**EXERCISE REQUIREMENTS:** Within the listing below, locate all lines containing the word "colors". Copy each one.

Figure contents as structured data
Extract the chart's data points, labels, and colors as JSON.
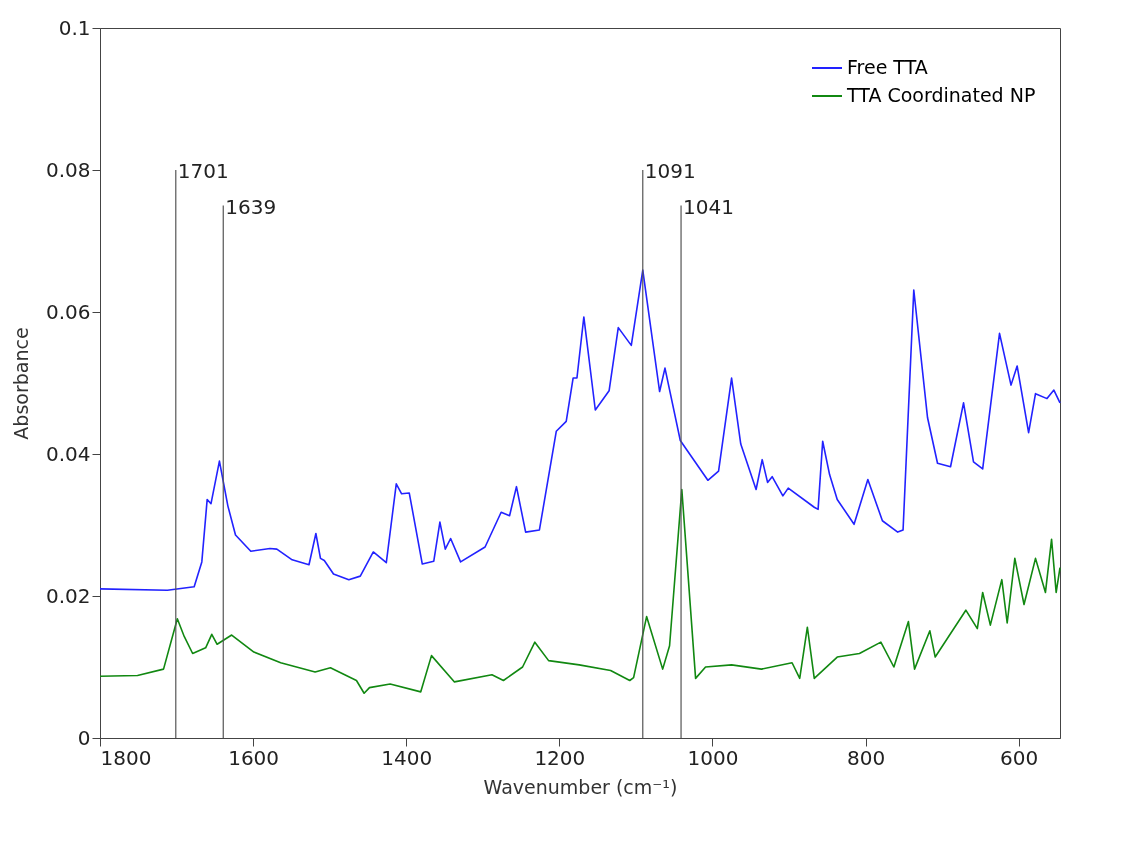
{
  "chart_data": {
    "type": "line",
    "xlabel": "Wavenumber (cm⁻¹)",
    "ylabel": "Absorbance",
    "xlim": [
      1800,
      546
    ],
    "xticks": [
      1800,
      1600,
      1400,
      1200,
      1000,
      800,
      600
    ],
    "ylim": [
      0,
      0.1
    ],
    "yticks": [
      0,
      0.02,
      0.04,
      0.06,
      0.08,
      0.1
    ],
    "grid": false,
    "legend": "top right",
    "line_style": "solid",
    "ref_lines": [
      {
        "axis": "x",
        "value": 1701,
        "label": "1701",
        "color": "#555555"
      },
      {
        "axis": "x",
        "value": 1639,
        "label": "1639",
        "color": "#555555"
      },
      {
        "axis": "x",
        "value": 1091,
        "label": "1091",
        "color": "#555555"
      },
      {
        "axis": "x",
        "value": 1041,
        "label": "1041",
        "color": "#555555"
      }
    ],
    "series": [
      {
        "name": "Free TTA",
        "color": "#2222ff",
        "x": [
          1800,
          1712,
          1677,
          1667,
          1660,
          1655,
          1644,
          1633,
          1623,
          1603,
          1578,
          1569,
          1549,
          1527,
          1518,
          1512,
          1507,
          1495,
          1475,
          1460,
          1443,
          1426,
          1413,
          1406,
          1396,
          1379,
          1364,
          1356,
          1349,
          1342,
          1329,
          1297,
          1276,
          1265,
          1256,
          1244,
          1226,
          1204,
          1191,
          1182,
          1177,
          1168,
          1153,
          1135,
          1123,
          1106,
          1091,
          1069,
          1062,
          1042,
          1006,
          992,
          975,
          963,
          943,
          935,
          928,
          922,
          908,
          901,
          867,
          862,
          856,
          847,
          837,
          815,
          797,
          778,
          758,
          751,
          737,
          719,
          706,
          689,
          672,
          659,
          647,
          625,
          610,
          602,
          587,
          578,
          563,
          554,
          546
        ],
        "values": [
          0.021,
          0.0208,
          0.0213,
          0.0248,
          0.0336,
          0.033,
          0.039,
          0.0327,
          0.0286,
          0.0263,
          0.0267,
          0.0266,
          0.0251,
          0.0244,
          0.0288,
          0.0253,
          0.025,
          0.0231,
          0.0223,
          0.0228,
          0.0262,
          0.0247,
          0.0358,
          0.0344,
          0.0345,
          0.0245,
          0.0249,
          0.0304,
          0.0266,
          0.0281,
          0.0248,
          0.0269,
          0.0318,
          0.0313,
          0.0354,
          0.029,
          0.0293,
          0.0432,
          0.0446,
          0.0507,
          0.0507,
          0.0593,
          0.0462,
          0.0489,
          0.0578,
          0.0553,
          0.0659,
          0.0488,
          0.0521,
          0.0419,
          0.0363,
          0.0376,
          0.0507,
          0.0414,
          0.035,
          0.0392,
          0.036,
          0.0368,
          0.0341,
          0.0352,
          0.0325,
          0.0322,
          0.0418,
          0.0371,
          0.0336,
          0.0301,
          0.0364,
          0.0306,
          0.029,
          0.0293,
          0.0631,
          0.0451,
          0.0387,
          0.0382,
          0.0472,
          0.0389,
          0.0379,
          0.057,
          0.0497,
          0.0524,
          0.043,
          0.0485,
          0.0478,
          0.049,
          0.0472
        ]
      },
      {
        "name": "TTA Coordinated NP",
        "color": "#118811",
        "x": [
          1800,
          1751,
          1717,
          1699,
          1690,
          1679,
          1662,
          1654,
          1647,
          1628,
          1599,
          1564,
          1519,
          1499,
          1465,
          1455,
          1448,
          1421,
          1381,
          1367,
          1337,
          1288,
          1273,
          1248,
          1232,
          1214,
          1174,
          1133,
          1108,
          1103,
          1086,
          1065,
          1056,
          1040,
          1022,
          1009,
          975,
          936,
          896,
          886,
          876,
          867,
          837,
          808,
          780,
          763,
          744,
          736,
          716,
          709,
          669,
          654,
          647,
          637,
          622,
          615,
          605,
          593,
          578,
          565,
          557,
          551,
          546
        ],
        "values": [
          0.0087,
          0.0088,
          0.0097,
          0.0168,
          0.0143,
          0.0119,
          0.0127,
          0.0146,
          0.0132,
          0.0145,
          0.0121,
          0.0106,
          0.0093,
          0.0099,
          0.0081,
          0.0063,
          0.0071,
          0.0076,
          0.0065,
          0.0116,
          0.0079,
          0.0089,
          0.0081,
          0.01,
          0.0135,
          0.0109,
          0.0103,
          0.0095,
          0.0081,
          0.0085,
          0.0171,
          0.0097,
          0.013,
          0.035,
          0.0084,
          0.01,
          0.0103,
          0.0097,
          0.0106,
          0.0084,
          0.0156,
          0.0084,
          0.0114,
          0.0119,
          0.0135,
          0.01,
          0.0164,
          0.0097,
          0.0151,
          0.0114,
          0.018,
          0.0154,
          0.0205,
          0.0159,
          0.0223,
          0.0162,
          0.0253,
          0.0188,
          0.0253,
          0.0205,
          0.028,
          0.0205,
          0.024
        ]
      }
    ]
  }
}
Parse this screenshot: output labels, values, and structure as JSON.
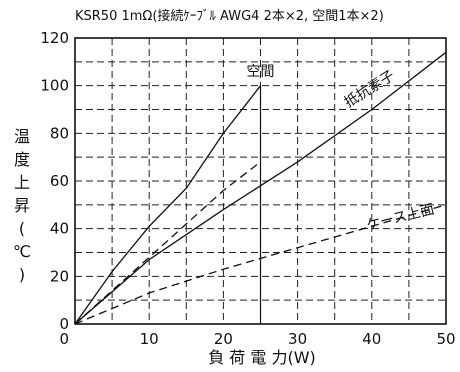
{
  "chart_data": {
    "type": "line",
    "title": "KSR50 1mΩ(接続ｹｰﾌﾞﾙ AWG4  2本×2,  空間1本×2)",
    "xlabel": "負 荷 電 力(W)",
    "ylabel_chars": [
      "温",
      "度",
      "上",
      "昇",
      "(",
      "℃",
      ")"
    ],
    "xlim": [
      0,
      50
    ],
    "ylim": [
      0,
      120
    ],
    "x_ticks": [
      "0",
      "10",
      "20",
      "30",
      "40",
      "50"
    ],
    "y_ticks": [
      "0",
      "20",
      "40",
      "60",
      "80",
      "100",
      "120"
    ],
    "x_tick_values": [
      0,
      10,
      20,
      30,
      40,
      50
    ],
    "y_tick_values": [
      0,
      20,
      40,
      60,
      80,
      100,
      120
    ],
    "grid": true,
    "series": [
      {
        "name": "空間",
        "style": "solid",
        "x": [
          0,
          5,
          10,
          15,
          20,
          25
        ],
        "y": [
          0,
          22,
          41,
          57,
          80,
          100
        ]
      },
      {
        "name": "",
        "style": "dashed",
        "x": [
          0,
          10,
          20,
          25
        ],
        "y": [
          0,
          28,
          56,
          68
        ]
      },
      {
        "name": "抵抗素子",
        "style": "solid",
        "x": [
          0,
          10,
          20,
          30,
          40,
          50
        ],
        "y": [
          0,
          27,
          48,
          68,
          90,
          114
        ]
      },
      {
        "name": "ケース上面",
        "style": "dashed",
        "x": [
          0,
          10,
          20,
          30,
          40,
          50
        ],
        "y": [
          0,
          13,
          23,
          32,
          41,
          50
        ]
      }
    ],
    "annotations": [
      {
        "text": "空間",
        "x": 25,
        "y": 104,
        "rotate": 0
      },
      {
        "text": "抵抗素子",
        "x": 40,
        "y": 97,
        "rotate": -32
      },
      {
        "text": "ケース上面",
        "x": 44,
        "y": 43,
        "rotate": -14
      }
    ],
    "vertical_marker_x": 25
  }
}
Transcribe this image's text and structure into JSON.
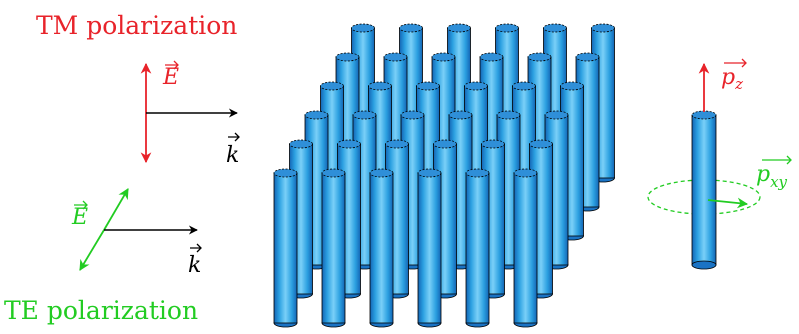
{
  "labels": {
    "tm_title": "TM polarization",
    "te_title": "TE polarization",
    "tm_field": "E",
    "tm_wave": "k",
    "te_field": "E",
    "te_wave": "k",
    "pz_base": "p",
    "pz_sub": "z",
    "pxy_base": "p",
    "pxy_sub": "xy"
  },
  "colors": {
    "tm": "#e8232a",
    "te": "#22cc22",
    "arrow": "#000000",
    "rod_dark": "#1464b4",
    "rod_mid": "#2a9fe0",
    "rod_light": "#7ad0f8",
    "rod_top": "#2f8fd8"
  },
  "lattice": {
    "rows": 6,
    "columns": 6
  }
}
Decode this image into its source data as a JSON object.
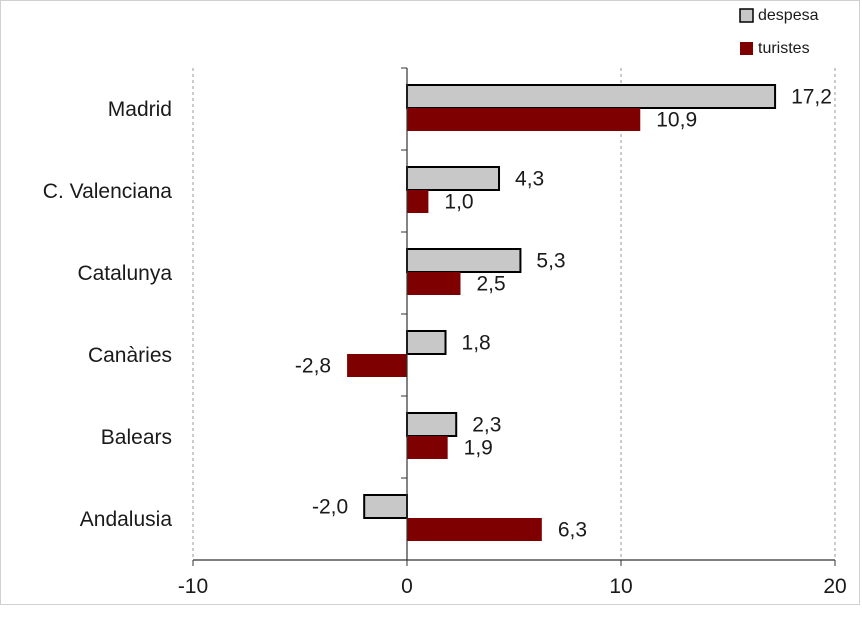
{
  "chart_data": {
    "type": "bar",
    "orientation": "horizontal",
    "title": "",
    "categories": [
      "Madrid",
      "C. Valenciana",
      "Catalunya",
      "Canàries",
      "Balears",
      "Andalusia"
    ],
    "series": [
      {
        "name": "despesa",
        "values": [
          17.2,
          4.3,
          5.3,
          1.8,
          2.3,
          -2.0
        ],
        "labels": [
          "17,2",
          "4,3",
          "5,3",
          "1,8",
          "2,3",
          "-2,0"
        ],
        "color": "#c8c8c8",
        "edge_color": "#000000"
      },
      {
        "name": "turistes",
        "values": [
          10.9,
          1.0,
          2.5,
          -2.8,
          1.9,
          6.3
        ],
        "labels": [
          "10,9",
          "1,0",
          "2,5",
          "-2,8",
          "1,9",
          "6,3"
        ],
        "color": "#7f0000"
      }
    ],
    "xlim": [
      -10,
      20
    ],
    "xticks": [
      -10,
      0,
      10,
      20
    ],
    "xtick_labels": [
      "-10",
      "0",
      "10",
      "20"
    ],
    "grid": "vertical dashed",
    "legend": "top-right"
  }
}
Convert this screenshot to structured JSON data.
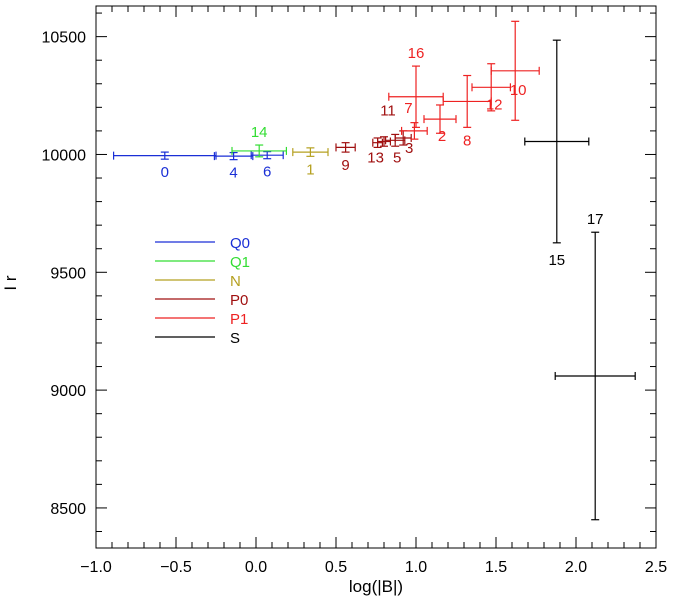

**FINISHED ANSWER:**
Extract the chart's data points, labels, and colors as JSON.
  "colors": {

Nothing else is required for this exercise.